━━━━━ Records to use ━━━━━

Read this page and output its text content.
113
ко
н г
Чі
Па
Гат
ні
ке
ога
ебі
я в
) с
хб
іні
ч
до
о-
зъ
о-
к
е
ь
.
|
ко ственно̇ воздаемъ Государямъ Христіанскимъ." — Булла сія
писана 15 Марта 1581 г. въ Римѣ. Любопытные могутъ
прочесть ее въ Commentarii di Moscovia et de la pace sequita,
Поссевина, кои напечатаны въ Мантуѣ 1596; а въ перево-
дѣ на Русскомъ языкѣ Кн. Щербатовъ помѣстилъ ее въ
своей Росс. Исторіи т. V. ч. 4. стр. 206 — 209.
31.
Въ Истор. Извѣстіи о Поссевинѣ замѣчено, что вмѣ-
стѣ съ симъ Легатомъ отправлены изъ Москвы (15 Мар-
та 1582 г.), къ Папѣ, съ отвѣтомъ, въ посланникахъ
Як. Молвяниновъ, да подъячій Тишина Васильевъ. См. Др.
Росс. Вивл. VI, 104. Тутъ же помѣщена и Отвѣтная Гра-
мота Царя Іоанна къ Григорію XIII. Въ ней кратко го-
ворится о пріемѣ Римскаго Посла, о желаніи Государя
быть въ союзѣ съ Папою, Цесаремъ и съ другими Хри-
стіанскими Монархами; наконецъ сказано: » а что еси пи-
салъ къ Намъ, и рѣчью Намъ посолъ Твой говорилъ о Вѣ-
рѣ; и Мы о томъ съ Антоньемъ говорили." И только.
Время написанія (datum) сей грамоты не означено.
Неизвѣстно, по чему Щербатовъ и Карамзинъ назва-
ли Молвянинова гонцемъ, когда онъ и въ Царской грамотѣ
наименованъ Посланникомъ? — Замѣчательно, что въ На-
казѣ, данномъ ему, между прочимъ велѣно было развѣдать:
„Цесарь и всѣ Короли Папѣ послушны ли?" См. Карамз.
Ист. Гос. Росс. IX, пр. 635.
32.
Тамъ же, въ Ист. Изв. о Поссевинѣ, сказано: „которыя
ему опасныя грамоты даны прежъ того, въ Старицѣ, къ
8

━━━━━

- _Written task_
Each record above should be returned exactly as it appears.

- _Solution to this task_
Read this page and output its text content.
113
ко
н г
Чі
Па
Гат
ні
ке
ога
ебі
я в
) с
хб
іні
ч
до
о-
зъ
о-
к
е
ь
.
|
ко ственно̇ воздаемъ Государямъ Христіанскимъ." — Булла сія
писана 15 Марта 1581 г. въ Римѣ. Любопытные могутъ
прочесть ее въ Commentarii di Moscovia et de la pace sequita,
Поссевина, кои напечатаны въ Мантуѣ 1596; а въ перево-
дѣ на Русскомъ языкѣ Кн. Щербатовъ помѣстилъ ее въ
своей Росс. Исторіи т. V. ч. 4. стр. 206 — 209.
31.
Въ Истор. Извѣстіи о Поссевинѣ замѣчено, что вмѣ-
стѣ съ симъ Легатомъ отправлены изъ Москвы (15 Мар-
та 1582 г.), къ Папѣ, съ отвѣтомъ, въ посланникахъ
Як. Молвяниновъ, да подъячій Тишина Васильевъ. См. Др.
Росс. Вивл. VI, 104. Тутъ же помѣщена и Отвѣтная Гра-
мота Царя Іоанна къ Григорію XIII. Въ ней кратко го-
ворится о пріемѣ Римскаго Посла, о желаніи Государя
быть въ союзѣ съ Папою, Цесаремъ и съ другими Хри-
стіанскими Монархами; наконецъ сказано: » а что еси пи-
салъ къ Намъ, и рѣчью Намъ посолъ Твой говорилъ о Вѣ-
рѣ; и Мы о томъ съ Антоньемъ говорили." И только.
Время написанія (datum) сей грамоты не означено.
Неизвѣстно, по чему Щербатовъ и Карамзинъ назва-
ли Молвянинова гонцемъ, когда онъ и въ Царской грамотѣ
наименованъ Посланникомъ? — Замѣчательно, что въ На-
казѣ, данномъ ему, между прочимъ велѣно было развѣдать:
„Цесарь и всѣ Короли Папѣ послушны ли?" См. Карамз.
Ист. Гос. Росс. IX, пр. 635.
32.
Тамъ же, въ Ист. Изв. о Поссевинѣ, сказано: „которыя
ему опасныя грамоты даны прежъ того, въ Старицѣ, къ
8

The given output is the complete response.